[start]

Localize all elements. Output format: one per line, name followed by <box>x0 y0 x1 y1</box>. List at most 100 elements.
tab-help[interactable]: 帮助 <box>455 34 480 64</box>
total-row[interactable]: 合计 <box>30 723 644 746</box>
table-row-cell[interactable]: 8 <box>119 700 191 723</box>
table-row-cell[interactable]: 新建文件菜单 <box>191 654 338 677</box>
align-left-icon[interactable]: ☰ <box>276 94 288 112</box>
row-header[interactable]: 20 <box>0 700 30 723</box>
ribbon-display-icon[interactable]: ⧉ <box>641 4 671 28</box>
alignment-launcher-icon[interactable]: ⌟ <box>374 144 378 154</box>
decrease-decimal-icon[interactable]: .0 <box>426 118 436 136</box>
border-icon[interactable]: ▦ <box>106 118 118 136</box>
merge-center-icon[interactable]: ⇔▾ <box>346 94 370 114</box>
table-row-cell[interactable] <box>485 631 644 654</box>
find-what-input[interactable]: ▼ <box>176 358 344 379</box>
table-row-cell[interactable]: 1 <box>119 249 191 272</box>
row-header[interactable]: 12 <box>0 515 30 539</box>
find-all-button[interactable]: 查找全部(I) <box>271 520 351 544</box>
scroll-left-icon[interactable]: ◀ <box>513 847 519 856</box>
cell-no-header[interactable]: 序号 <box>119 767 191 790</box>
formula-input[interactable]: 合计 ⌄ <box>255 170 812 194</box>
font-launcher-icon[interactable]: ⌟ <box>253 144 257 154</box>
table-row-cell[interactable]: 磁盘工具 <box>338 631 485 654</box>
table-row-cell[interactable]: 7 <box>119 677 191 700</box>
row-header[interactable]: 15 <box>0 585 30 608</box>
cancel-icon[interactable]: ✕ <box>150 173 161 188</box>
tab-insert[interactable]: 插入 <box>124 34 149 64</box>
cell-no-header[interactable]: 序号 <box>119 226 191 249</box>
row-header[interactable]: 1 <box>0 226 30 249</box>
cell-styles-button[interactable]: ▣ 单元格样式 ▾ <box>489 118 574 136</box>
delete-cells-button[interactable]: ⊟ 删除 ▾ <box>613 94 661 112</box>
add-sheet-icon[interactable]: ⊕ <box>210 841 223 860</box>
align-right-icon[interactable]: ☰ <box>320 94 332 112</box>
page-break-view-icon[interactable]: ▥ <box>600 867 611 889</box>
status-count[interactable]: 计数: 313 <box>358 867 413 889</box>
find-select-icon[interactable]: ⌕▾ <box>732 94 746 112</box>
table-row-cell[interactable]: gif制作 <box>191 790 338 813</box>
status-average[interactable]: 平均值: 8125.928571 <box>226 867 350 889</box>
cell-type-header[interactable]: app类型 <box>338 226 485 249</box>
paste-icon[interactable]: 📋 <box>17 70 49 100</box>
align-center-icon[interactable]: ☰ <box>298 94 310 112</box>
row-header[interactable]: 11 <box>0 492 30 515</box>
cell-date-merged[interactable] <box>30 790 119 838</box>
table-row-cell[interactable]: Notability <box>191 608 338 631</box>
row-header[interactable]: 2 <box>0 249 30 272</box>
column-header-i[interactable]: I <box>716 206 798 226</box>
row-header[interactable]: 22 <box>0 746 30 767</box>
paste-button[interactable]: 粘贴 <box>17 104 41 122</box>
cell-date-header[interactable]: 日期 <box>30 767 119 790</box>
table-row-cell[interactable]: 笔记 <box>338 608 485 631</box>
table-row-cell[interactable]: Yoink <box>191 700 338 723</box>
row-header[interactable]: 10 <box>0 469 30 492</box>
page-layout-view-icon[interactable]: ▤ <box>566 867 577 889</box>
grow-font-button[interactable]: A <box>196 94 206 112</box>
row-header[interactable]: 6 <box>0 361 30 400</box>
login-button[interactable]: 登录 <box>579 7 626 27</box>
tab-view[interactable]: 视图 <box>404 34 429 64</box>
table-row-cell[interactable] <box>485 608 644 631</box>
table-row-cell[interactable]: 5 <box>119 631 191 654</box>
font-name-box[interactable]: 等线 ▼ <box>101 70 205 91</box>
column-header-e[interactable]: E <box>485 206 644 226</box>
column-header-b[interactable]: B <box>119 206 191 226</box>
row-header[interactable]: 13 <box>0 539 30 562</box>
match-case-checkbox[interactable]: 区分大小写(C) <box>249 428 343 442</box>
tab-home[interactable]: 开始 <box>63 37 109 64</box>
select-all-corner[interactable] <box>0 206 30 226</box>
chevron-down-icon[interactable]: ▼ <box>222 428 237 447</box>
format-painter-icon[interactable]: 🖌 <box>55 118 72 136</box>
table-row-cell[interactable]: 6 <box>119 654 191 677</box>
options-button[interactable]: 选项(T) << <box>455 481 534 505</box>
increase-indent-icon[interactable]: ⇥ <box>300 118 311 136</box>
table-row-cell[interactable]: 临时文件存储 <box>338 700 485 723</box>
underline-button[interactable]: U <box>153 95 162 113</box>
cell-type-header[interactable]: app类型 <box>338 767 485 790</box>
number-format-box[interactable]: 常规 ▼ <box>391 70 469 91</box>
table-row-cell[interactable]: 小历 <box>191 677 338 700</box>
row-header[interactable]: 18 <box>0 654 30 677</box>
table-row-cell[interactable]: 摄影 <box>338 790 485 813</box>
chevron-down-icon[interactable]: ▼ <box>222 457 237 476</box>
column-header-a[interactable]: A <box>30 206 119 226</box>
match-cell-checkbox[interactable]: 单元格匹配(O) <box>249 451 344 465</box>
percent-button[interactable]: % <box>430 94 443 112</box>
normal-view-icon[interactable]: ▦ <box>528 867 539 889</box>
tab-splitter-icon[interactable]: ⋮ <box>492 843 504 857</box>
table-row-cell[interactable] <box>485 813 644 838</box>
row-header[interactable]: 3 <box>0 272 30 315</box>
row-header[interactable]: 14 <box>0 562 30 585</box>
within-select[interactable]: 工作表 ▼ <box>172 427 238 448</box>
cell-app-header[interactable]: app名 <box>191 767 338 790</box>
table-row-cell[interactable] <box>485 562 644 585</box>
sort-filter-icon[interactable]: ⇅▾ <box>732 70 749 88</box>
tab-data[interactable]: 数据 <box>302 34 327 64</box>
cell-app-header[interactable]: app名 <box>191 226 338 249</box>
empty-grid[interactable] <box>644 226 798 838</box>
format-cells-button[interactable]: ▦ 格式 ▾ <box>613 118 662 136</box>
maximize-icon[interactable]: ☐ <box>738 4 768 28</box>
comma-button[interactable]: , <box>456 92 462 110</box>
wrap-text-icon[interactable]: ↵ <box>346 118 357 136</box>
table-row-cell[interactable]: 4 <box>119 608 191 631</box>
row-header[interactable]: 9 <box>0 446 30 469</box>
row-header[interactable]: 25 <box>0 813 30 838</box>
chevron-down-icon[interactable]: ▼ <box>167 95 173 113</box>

[end]

● Short problem
Could you repeat every line of the material above verbatim, changing nothing?

● Written answer
Localize all elements. Output format: one per line, name followed by <box>x0 y0 x1 y1</box>. List at most 100 elements.
tab-help[interactable]: 帮助 <box>455 34 480 64</box>
total-row[interactable]: 合计 <box>30 723 644 746</box>
table-row-cell[interactable]: 8 <box>119 700 191 723</box>
table-row-cell[interactable]: 新建文件菜单 <box>191 654 338 677</box>
align-left-icon[interactable]: ☰ <box>276 94 288 112</box>
row-header[interactable]: 20 <box>0 700 30 723</box>
ribbon-display-icon[interactable]: ⧉ <box>641 4 671 28</box>
alignment-launcher-icon[interactable]: ⌟ <box>374 144 378 154</box>
decrease-decimal-icon[interactable]: .0 <box>426 118 436 136</box>
border-icon[interactable]: ▦ <box>106 118 118 136</box>
merge-center-icon[interactable]: ⇔▾ <box>346 94 370 114</box>
table-row-cell[interactable] <box>485 631 644 654</box>
find-what-input[interactable]: ▼ <box>176 358 344 379</box>
table-row-cell[interactable]: 1 <box>119 249 191 272</box>
row-header[interactable]: 12 <box>0 515 30 539</box>
find-all-button[interactable]: 查找全部(I) <box>271 520 351 544</box>
scroll-left-icon[interactable]: ◀ <box>513 847 519 856</box>
cell-no-header[interactable]: 序号 <box>119 767 191 790</box>
formula-input[interactable]: 合计 ⌄ <box>255 170 812 194</box>
font-launcher-icon[interactable]: ⌟ <box>253 144 257 154</box>
table-row-cell[interactable]: 磁盘工具 <box>338 631 485 654</box>
table-row-cell[interactable]: 7 <box>119 677 191 700</box>
row-header[interactable]: 15 <box>0 585 30 608</box>
cancel-icon[interactable]: ✕ <box>150 173 161 188</box>
tab-insert[interactable]: 插入 <box>124 34 149 64</box>
cell-no-header[interactable]: 序号 <box>119 226 191 249</box>
row-header[interactable]: 1 <box>0 226 30 249</box>
cell-styles-button[interactable]: ▣ 单元格样式 ▾ <box>489 118 574 136</box>
delete-cells-button[interactable]: ⊟ 删除 ▾ <box>613 94 661 112</box>
add-sheet-icon[interactable]: ⊕ <box>210 841 223 860</box>
align-right-icon[interactable]: ☰ <box>320 94 332 112</box>
page-break-view-icon[interactable]: ▥ <box>600 867 611 889</box>
status-count[interactable]: 计数: 313 <box>358 867 413 889</box>
find-select-icon[interactable]: ⌕▾ <box>732 94 746 112</box>
table-row-cell[interactable]: gif制作 <box>191 790 338 813</box>
status-average[interactable]: 平均值: 8125.928571 <box>226 867 350 889</box>
cell-type-header[interactable]: app类型 <box>338 226 485 249</box>
paste-icon[interactable]: 📋 <box>17 70 49 100</box>
align-center-icon[interactable]: ☰ <box>298 94 310 112</box>
row-header[interactable]: 11 <box>0 492 30 515</box>
cell-date-merged[interactable] <box>30 790 119 838</box>
table-row-cell[interactable]: Notability <box>191 608 338 631</box>
row-header[interactable]: 2 <box>0 249 30 272</box>
column-header-i[interactable]: I <box>716 206 798 226</box>
row-header[interactable]: 22 <box>0 746 30 767</box>
paste-button[interactable]: 粘贴 <box>17 104 41 122</box>
cell-date-header[interactable]: 日期 <box>30 767 119 790</box>
table-row-cell[interactable]: 笔记 <box>338 608 485 631</box>
table-row-cell[interactable]: Yoink <box>191 700 338 723</box>
row-header[interactable]: 10 <box>0 469 30 492</box>
page-layout-view-icon[interactable]: ▤ <box>566 867 577 889</box>
grow-font-button[interactable]: A <box>196 94 206 112</box>
row-header[interactable]: 6 <box>0 361 30 400</box>
login-button[interactable]: 登录 <box>579 7 626 27</box>
tab-view[interactable]: 视图 <box>404 34 429 64</box>
table-row-cell[interactable] <box>485 608 644 631</box>
table-row-cell[interactable]: 5 <box>119 631 191 654</box>
font-name-box[interactable]: 等线 ▼ <box>101 70 205 91</box>
column-header-e[interactable]: E <box>485 206 644 226</box>
column-header-b[interactable]: B <box>119 206 191 226</box>
row-header[interactable]: 13 <box>0 539 30 562</box>
match-case-checkbox[interactable]: 区分大小写(C) <box>249 428 343 442</box>
tab-home[interactable]: 开始 <box>63 37 109 64</box>
select-all-corner[interactable] <box>0 206 30 226</box>
chevron-down-icon[interactable]: ▼ <box>222 428 237 447</box>
format-painter-icon[interactable]: 🖌 <box>55 118 72 136</box>
table-row-cell[interactable]: 6 <box>119 654 191 677</box>
options-button[interactable]: 选项(T) << <box>455 481 534 505</box>
increase-indent-icon[interactable]: ⇥ <box>300 118 311 136</box>
table-row-cell[interactable]: 临时文件存储 <box>338 700 485 723</box>
underline-button[interactable]: U <box>153 95 162 113</box>
cell-type-header[interactable]: app类型 <box>338 767 485 790</box>
number-format-box[interactable]: 常规 ▼ <box>391 70 469 91</box>
table-row-cell[interactable]: 小历 <box>191 677 338 700</box>
row-header[interactable]: 18 <box>0 654 30 677</box>
table-row-cell[interactable]: 摄影 <box>338 790 485 813</box>
chevron-down-icon[interactable]: ▼ <box>222 457 237 476</box>
column-header-a[interactable]: A <box>30 206 119 226</box>
match-cell-checkbox[interactable]: 单元格匹配(O) <box>249 451 344 465</box>
percent-button[interactable]: % <box>430 94 443 112</box>
normal-view-icon[interactable]: ▦ <box>528 867 539 889</box>
tab-splitter-icon[interactable]: ⋮ <box>492 843 504 857</box>
table-row-cell[interactable] <box>485 813 644 838</box>
row-header[interactable]: 3 <box>0 272 30 315</box>
row-header[interactable]: 14 <box>0 562 30 585</box>
within-select[interactable]: 工作表 ▼ <box>172 427 238 448</box>
cell-app-header[interactable]: app名 <box>191 767 338 790</box>
table-row-cell[interactable] <box>485 562 644 585</box>
sort-filter-icon[interactable]: ⇅▾ <box>732 70 749 88</box>
tab-data[interactable]: 数据 <box>302 34 327 64</box>
cell-app-header[interactable]: app名 <box>191 226 338 249</box>
empty-grid[interactable] <box>644 226 798 838</box>
format-cells-button[interactable]: ▦ 格式 ▾ <box>613 118 662 136</box>
maximize-icon[interactable]: ☐ <box>738 4 768 28</box>
comma-button[interactable]: , <box>456 92 462 110</box>
wrap-text-icon[interactable]: ↵ <box>346 118 357 136</box>
table-row-cell[interactable]: 4 <box>119 608 191 631</box>
row-header[interactable]: 9 <box>0 446 30 469</box>
row-header[interactable]: 25 <box>0 813 30 838</box>
chevron-down-icon[interactable]: ▼ <box>167 95 173 113</box>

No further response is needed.